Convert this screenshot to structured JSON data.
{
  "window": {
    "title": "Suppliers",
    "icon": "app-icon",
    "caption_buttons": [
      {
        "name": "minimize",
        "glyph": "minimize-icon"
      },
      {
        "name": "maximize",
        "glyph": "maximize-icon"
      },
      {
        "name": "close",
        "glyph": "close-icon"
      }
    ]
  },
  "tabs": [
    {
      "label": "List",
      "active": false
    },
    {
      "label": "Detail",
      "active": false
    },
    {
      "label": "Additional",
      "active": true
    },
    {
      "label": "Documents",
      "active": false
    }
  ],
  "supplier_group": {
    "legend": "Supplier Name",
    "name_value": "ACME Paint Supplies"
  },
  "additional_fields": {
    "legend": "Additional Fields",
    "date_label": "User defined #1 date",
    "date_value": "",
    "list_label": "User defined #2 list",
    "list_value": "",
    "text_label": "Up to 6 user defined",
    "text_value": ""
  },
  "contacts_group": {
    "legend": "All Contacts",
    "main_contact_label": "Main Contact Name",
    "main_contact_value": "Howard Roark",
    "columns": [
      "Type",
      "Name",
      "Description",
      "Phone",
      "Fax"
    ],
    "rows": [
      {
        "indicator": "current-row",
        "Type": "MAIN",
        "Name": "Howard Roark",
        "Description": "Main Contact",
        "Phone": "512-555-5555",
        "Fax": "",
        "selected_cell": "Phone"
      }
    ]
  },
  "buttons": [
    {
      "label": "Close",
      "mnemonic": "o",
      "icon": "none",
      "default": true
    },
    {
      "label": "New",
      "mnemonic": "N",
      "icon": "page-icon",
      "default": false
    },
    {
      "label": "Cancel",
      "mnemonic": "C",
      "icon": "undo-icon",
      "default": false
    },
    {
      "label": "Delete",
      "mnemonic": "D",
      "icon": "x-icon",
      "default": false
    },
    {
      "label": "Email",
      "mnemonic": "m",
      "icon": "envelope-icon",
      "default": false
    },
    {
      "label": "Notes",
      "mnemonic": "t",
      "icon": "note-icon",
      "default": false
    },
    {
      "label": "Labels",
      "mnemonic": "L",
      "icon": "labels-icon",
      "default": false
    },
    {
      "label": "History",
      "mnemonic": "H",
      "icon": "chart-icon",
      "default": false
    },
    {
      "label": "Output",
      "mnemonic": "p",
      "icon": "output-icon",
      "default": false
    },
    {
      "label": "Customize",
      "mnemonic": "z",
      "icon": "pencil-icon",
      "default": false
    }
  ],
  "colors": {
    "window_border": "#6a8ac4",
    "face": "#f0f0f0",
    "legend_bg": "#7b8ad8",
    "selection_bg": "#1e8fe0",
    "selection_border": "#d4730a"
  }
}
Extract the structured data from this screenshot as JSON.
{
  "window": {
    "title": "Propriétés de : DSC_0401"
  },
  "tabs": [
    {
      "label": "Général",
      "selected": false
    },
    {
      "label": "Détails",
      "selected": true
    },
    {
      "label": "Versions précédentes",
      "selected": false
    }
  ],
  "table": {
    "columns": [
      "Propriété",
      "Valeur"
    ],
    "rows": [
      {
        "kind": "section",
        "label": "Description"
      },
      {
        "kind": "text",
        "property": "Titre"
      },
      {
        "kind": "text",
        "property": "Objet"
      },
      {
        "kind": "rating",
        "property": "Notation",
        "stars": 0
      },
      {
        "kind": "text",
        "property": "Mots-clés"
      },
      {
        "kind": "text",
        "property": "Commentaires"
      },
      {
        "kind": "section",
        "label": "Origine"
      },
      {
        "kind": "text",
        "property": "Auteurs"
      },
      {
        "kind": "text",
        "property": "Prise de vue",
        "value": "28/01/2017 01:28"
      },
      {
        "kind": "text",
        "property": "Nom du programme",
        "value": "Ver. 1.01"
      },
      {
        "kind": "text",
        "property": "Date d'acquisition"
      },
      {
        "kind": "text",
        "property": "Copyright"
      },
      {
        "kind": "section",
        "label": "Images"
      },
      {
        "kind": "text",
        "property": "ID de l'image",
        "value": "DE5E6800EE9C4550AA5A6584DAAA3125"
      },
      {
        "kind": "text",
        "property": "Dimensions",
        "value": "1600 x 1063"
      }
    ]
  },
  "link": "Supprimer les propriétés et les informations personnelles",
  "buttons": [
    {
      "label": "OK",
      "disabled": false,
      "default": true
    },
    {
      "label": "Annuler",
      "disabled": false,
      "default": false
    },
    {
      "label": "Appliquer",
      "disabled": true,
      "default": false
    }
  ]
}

*Exercise description*: Copy every line of the records word for word.

*Finished answer*:
Convert this screenshot to structured JSON data.
{
  "window": {
    "title": "Suppliers",
    "icon": "app-icon",
    "caption_buttons": [
      {
        "name": "minimize",
        "glyph": "minimize-icon"
      },
      {
        "name": "maximize",
        "glyph": "maximize-icon"
      },
      {
        "name": "close",
        "glyph": "close-icon"
      }
    ]
  },
  "tabs": [
    {
      "label": "List",
      "active": false
    },
    {
      "label": "Detail",
      "active": false
    },
    {
      "label": "Additional",
      "active": true
    },
    {
      "label": "Documents",
      "active": false
    }
  ],
  "supplier_group": {
    "legend": "Supplier Name",
    "name_value": "ACME Paint Supplies"
  },
  "additional_fields": {
    "legend": "Additional Fields",
    "date_label": "User defined #1 date",
    "date_value": "",
    "list_label": "User defined #2 list",
    "list_value": "",
    "text_label": "Up to 6 user defined",
    "text_value": ""
  },
  "contacts_group": {
    "legend": "All Contacts",
    "main_contact_label": "Main Contact Name",
    "main_contact_value": "Howard Roark",
    "columns": [
      "Type",
      "Name",
      "Description",
      "Phone",
      "Fax"
    ],
    "rows": [
      {
        "indicator": "current-row",
        "Type": "MAIN",
        "Name": "Howard Roark",
        "Description": "Main Contact",
        "Phone": "512-555-5555",
        "Fax": "",
        "selected_cell": "Phone"
      }
    ]
  },
  "buttons": [
    {
      "label": "Close",
      "mnemonic": "o",
      "icon": "none",
      "default": true
    },
    {
      "label": "New",
      "mnemonic": "N",
      "icon": "page-icon",
      "default": false
    },
    {
      "label": "Cancel",
      "mnemonic": "C",
      "icon": "undo-icon",
      "default": false
    },
    {
      "label": "Delete",
      "mnemonic": "D",
      "icon": "x-icon",
      "default": false
    },
    {
      "label": "Email",
      "mnemonic": "m",
      "icon": "envelope-icon",
      "default": false
    },
    {
      "label": "Notes",
      "mnemonic": "t",
      "icon": "note-icon",
      "default": false
    },
    {
      "label": "Labels",
      "mnemonic": "L",
      "icon": "labels-icon",
      "default": false
    },
    {
      "label": "History",
      "mnemonic": "H",
      "icon": "chart-icon",
      "default": false
    },
    {
      "label": "Output",
      "mnemonic": "p",
      "icon": "output-icon",
      "default": false
    },
    {
      "label": "Customize",
      "mnemonic": "z",
      "icon": "pencil-icon",
      "default": false
    }
  ],
  "colors": {
    "window_border": "#6a8ac4",
    "face": "#f0f0f0",
    "legend_bg": "#7b8ad8",
    "selection_bg": "#1e8fe0",
    "selection_border": "#d4730a"
  }
}
Extract the structured data from this screenshot as JSON.
{
  "window": {
    "title": "Propriétés de : DSC_0401"
  },
  "tabs": [
    {
      "label": "Général",
      "selected": false
    },
    {
      "label": "Détails",
      "selected": true
    },
    {
      "label": "Versions précédentes",
      "selected": false
    }
  ],
  "table": {
    "columns": [
      "Propriété",
      "Valeur"
    ],
    "rows": [
      {
        "kind": "section",
        "label": "Description"
      },
      {
        "kind": "text",
        "property": "Titre"
      },
      {
        "kind": "text",
        "property": "Objet"
      },
      {
        "kind": "rating",
        "property": "Notation",
        "stars": 0
      },
      {
        "kind": "text",
        "property": "Mots-clés"
      },
      {
        "kind": "text",
        "property": "Commentaires"
      },
      {
        "kind": "section",
        "label": "Origine"
      },
      {
        "kind": "text",
        "property": "Auteurs"
      },
      {
        "kind": "text",
        "property": "Prise de vue",
        "value": "28/01/2017 01:28"
      },
      {
        "kind": "text",
        "property": "Nom du programme",
        "value": "Ver. 1.01"
      },
      {
        "kind": "text",
        "property": "Date d'acquisition"
      },
      {
        "kind": "text",
        "property": "Copyright"
      },
      {
        "kind": "section",
        "label": "Images"
      },
      {
        "kind": "text",
        "property": "ID de l'image",
        "value": "DE5E6800EE9C4550AA5A6584DAAA3125"
      },
      {
        "kind": "text",
        "property": "Dimensions",
        "value": "1600 x 1063"
      }
    ]
  },
  "link": "Supprimer les propriétés et les informations personnelles",
  "buttons": [
    {
      "label": "OK",
      "disabled": false,
      "default": true
    },
    {
      "label": "Annuler",
      "disabled": false,
      "default": false
    },
    {
      "label": "Appliquer",
      "disabled": true,
      "default": false
    }
  ]
}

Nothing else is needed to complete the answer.